# What you will do
Produce the listing below again, exactly as shown.

Data listing
════════════════
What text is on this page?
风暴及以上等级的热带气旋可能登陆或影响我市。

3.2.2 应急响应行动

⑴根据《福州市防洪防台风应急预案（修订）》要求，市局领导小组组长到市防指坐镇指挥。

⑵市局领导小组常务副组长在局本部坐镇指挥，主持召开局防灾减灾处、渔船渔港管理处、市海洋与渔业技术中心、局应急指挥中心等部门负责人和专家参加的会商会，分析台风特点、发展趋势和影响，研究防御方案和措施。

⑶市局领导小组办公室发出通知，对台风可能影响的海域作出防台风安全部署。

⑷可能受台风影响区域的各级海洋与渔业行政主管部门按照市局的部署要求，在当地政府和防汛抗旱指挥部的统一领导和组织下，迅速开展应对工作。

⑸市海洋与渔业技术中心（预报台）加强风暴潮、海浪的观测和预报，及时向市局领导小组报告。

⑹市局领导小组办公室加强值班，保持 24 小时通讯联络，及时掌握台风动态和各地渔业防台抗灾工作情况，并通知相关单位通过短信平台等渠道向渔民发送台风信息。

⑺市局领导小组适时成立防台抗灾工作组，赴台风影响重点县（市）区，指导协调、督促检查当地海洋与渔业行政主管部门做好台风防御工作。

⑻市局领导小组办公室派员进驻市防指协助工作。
════════════════
# Exercise solution
What text is on this page?
风暴及以上等级的热带气旋可能登陆或影响我市。

3.2.2 应急响应行动

⑴根据《福州市防洪防台风应急预案（修订）》要求，市局领导小组组长到市防指坐镇指挥。

⑵市局领导小组常务副组长在局本部坐镇指挥，主持召开局防灾减灾处、渔船渔港管理处、市海洋与渔业技术中心、局应急指挥中心等部门负责人和专家参加的会商会，分析台风特点、发展趋势和影响，研究防御方案和措施。

⑶市局领导小组办公室发出通知，对台风可能影响的海域作出防台风安全部署。

⑷可能受台风影响区域的各级海洋与渔业行政主管部门按照市局的部署要求，在当地政府和防汛抗旱指挥部的统一领导和组织下，迅速开展应对工作。

⑸市海洋与渔业技术中心（预报台）加强风暴潮、海浪的观测和预报，及时向市局领导小组报告。

⑹市局领导小组办公室加强值班，保持 24 小时通讯联络，及时掌握台风动态和各地渔业防台抗灾工作情况，并通知相关单位通过短信平台等渠道向渔民发送台风信息。

⑺市局领导小组适时成立防台抗灾工作组，赴台风影响重点县（市）区，指导协调、督促检查当地海洋与渔业行政主管部门做好台风防御工作。

⑻市局领导小组办公室派员进驻市防指协助工作。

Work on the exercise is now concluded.